## GOAL
Keep only the lines of the data below that contain "Итого", and copy them.

Start of RECORD EXTRACTS

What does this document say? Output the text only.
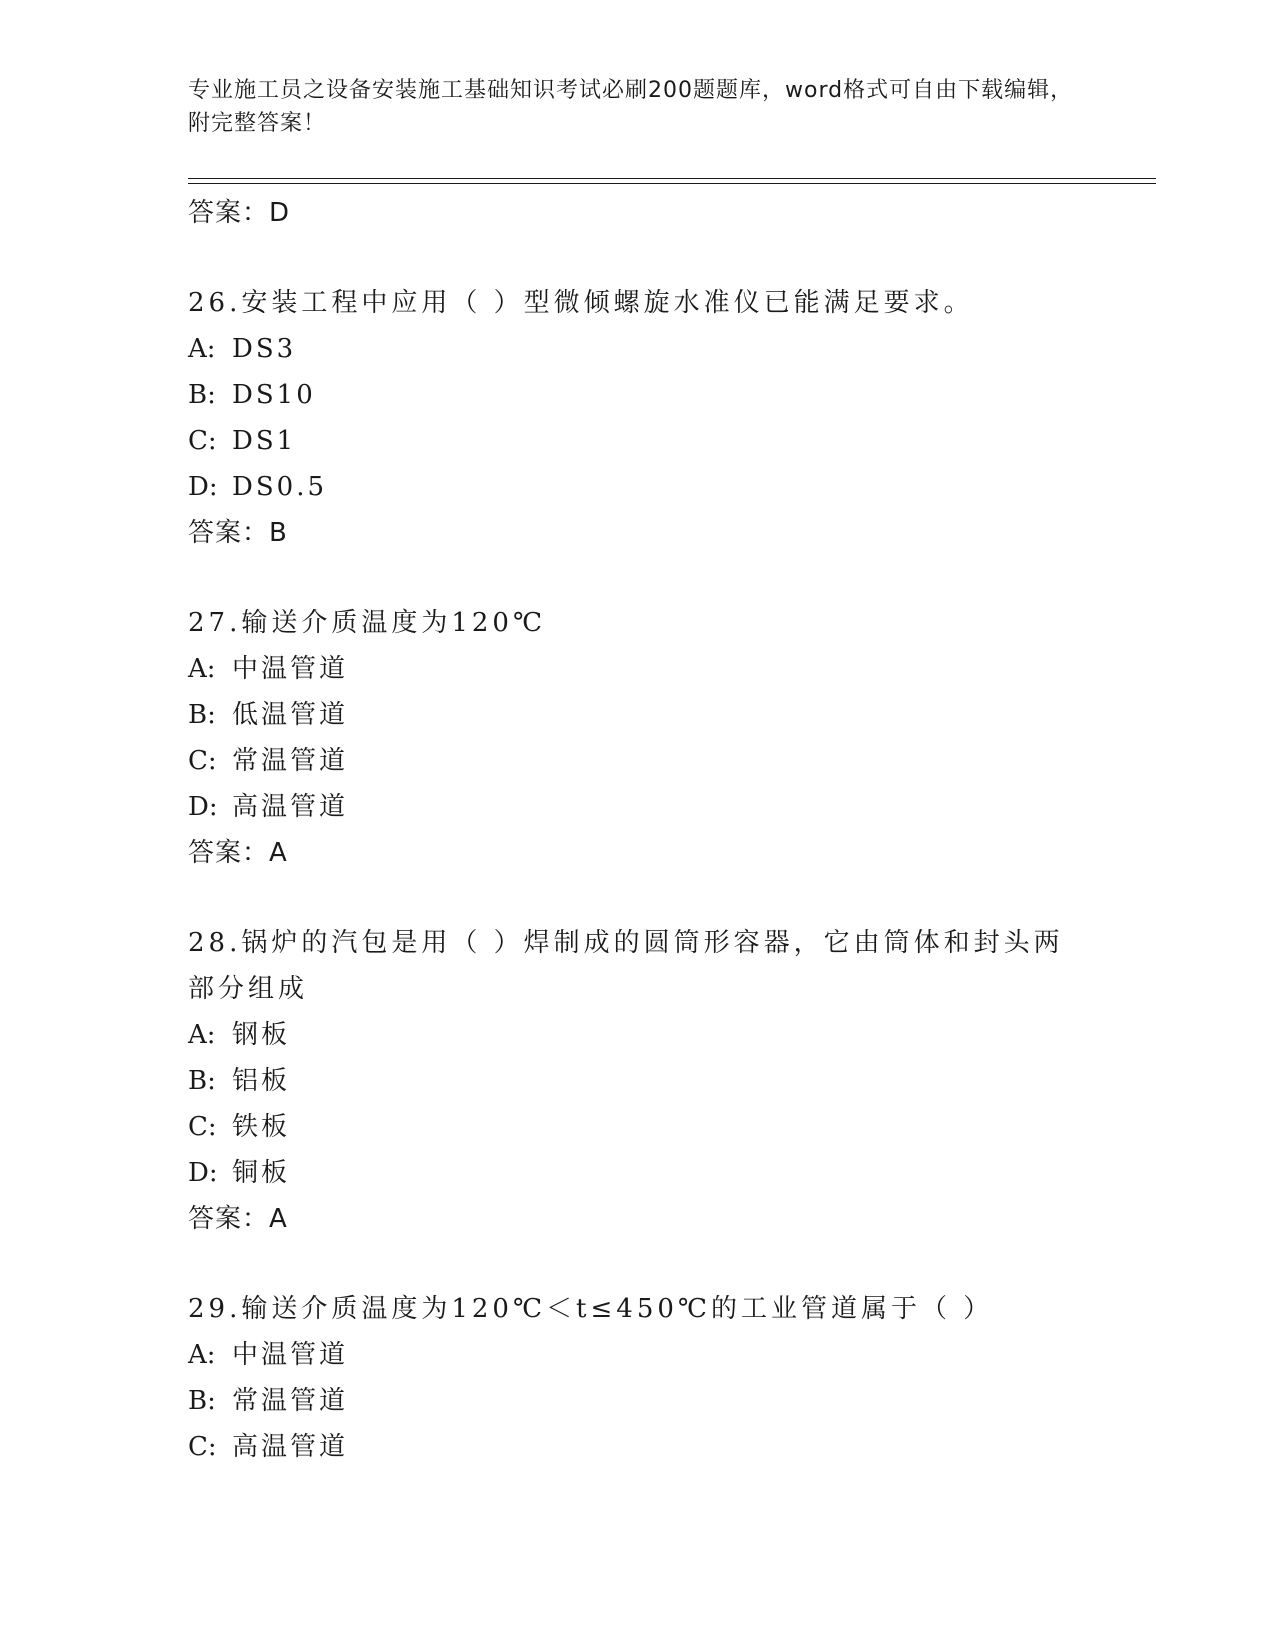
专业施工员之设备安装施工基础知识考试必刷200题题库，word格式可自由下载编辑，附完整答案！
答案：D
26.安装工程中应用（ ）型微倾螺旋水准仪已能满足要求。
A: DS3
B: DS10
C: DS1
D: DS0.5
答案：B
27.输送介质温度为120℃
A: 中温管道
B: 低温管道
C: 常温管道
D: 高温管道
答案：A
28.锅炉的汽包是用（ ）焊制成的圆筒形容器，它由筒体和封头两部分组成
A: 钢板
B: 铝板
C: 铁板
D: 铜板
答案：A
29.输送介质温度为120℃＜t≤450℃的工业管道属于（ ）
A: 中温管道
B: 常温管道
C: 高温管道
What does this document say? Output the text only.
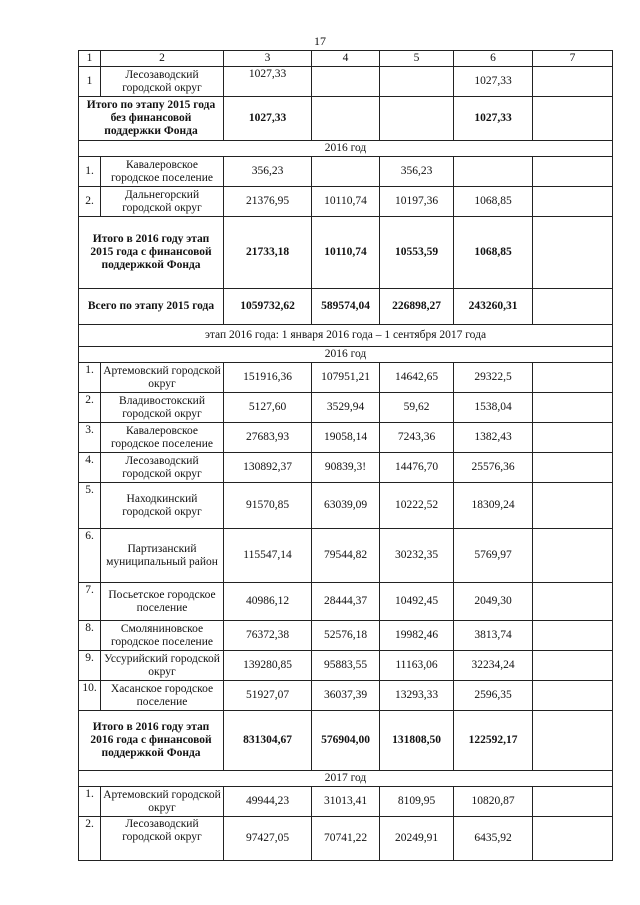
17
1	2	3	4	5	6	7
1	Лесозаводский городской округ	1027,33			1027,33	
Итого по этапу 2015 года без финансовой поддержки Фонда		1027,33			1027,33	
2016 год						
1.	Кавалеровское городское поселение	356,23		356,23		
2.	Дальнегорский городской округ	21376,95	10110,74	10197,36	1068,85	
Итого в 2016 году этап 2015 года с финансовой поддержкой Фонда		21733,18	10110,74	10553,59	1068,85	
Всего по этапу 2015 года		1059732,62	589574,04	226898,27	243260,31	
этап 2016 года: 1 января 2016 года – 1 сентября 2017 года						
2016 год						
1.	Артемовский городской округ	151916,36	107951,21	14642,65	29322,5	
2.	Владивостокский городской округ	5127,60	3529,94	59,62	1538,04	
3.	Кавалеровское городское поселение	27683,93	19058,14	7243,36	1382,43	
4.	Лесозаводский городской округ	130892,37	90839,3!	14476,70	25576,36	
5.	Находкинский городской округ	91570,85	63039,09	10222,52	18309,24	
6.	Партизанский муниципальный район	115547,14	79544,82	30232,35	5769,97	
7.	Посьетское городское поселение	40986,12	28444,37	10492,45	2049,30	
8.	Смоляниновское городское поселение	76372,38	52576,18	19982,46	3813,74	
9.	Уссурийский городской округ	139280,85	95883,55	11163,06	32234,24	
10.	Хасанское городское поселение	51927,07	36037,39	13293,33	2596,35	
Итого в 2016 году этап 2016 года с финансовой поддержкой Фонда		831304,67	576904,00	131808,50	122592,17	
2017 год						
1.	Артемовский городской округ	49944,23	31013,41	8109,95	10820,87	
2.	Лесозаводский городской округ	97427,05	70741,22	20249,91	6435,92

End of RECORD EXTRACTS

## TASK OUTPUT
Итого по этапу 2015 года без финансовой поддержки Фонда		1027,33			1027,33	
Итого в 2016 году этап 2015 года с финансовой поддержкой Фонда		21733,18	10110,74	10553,59	1068,85	
Итого в 2016 году этап 2016 года с финансовой поддержкой Фонда		831304,67	576904,00	131808,50	122592,17	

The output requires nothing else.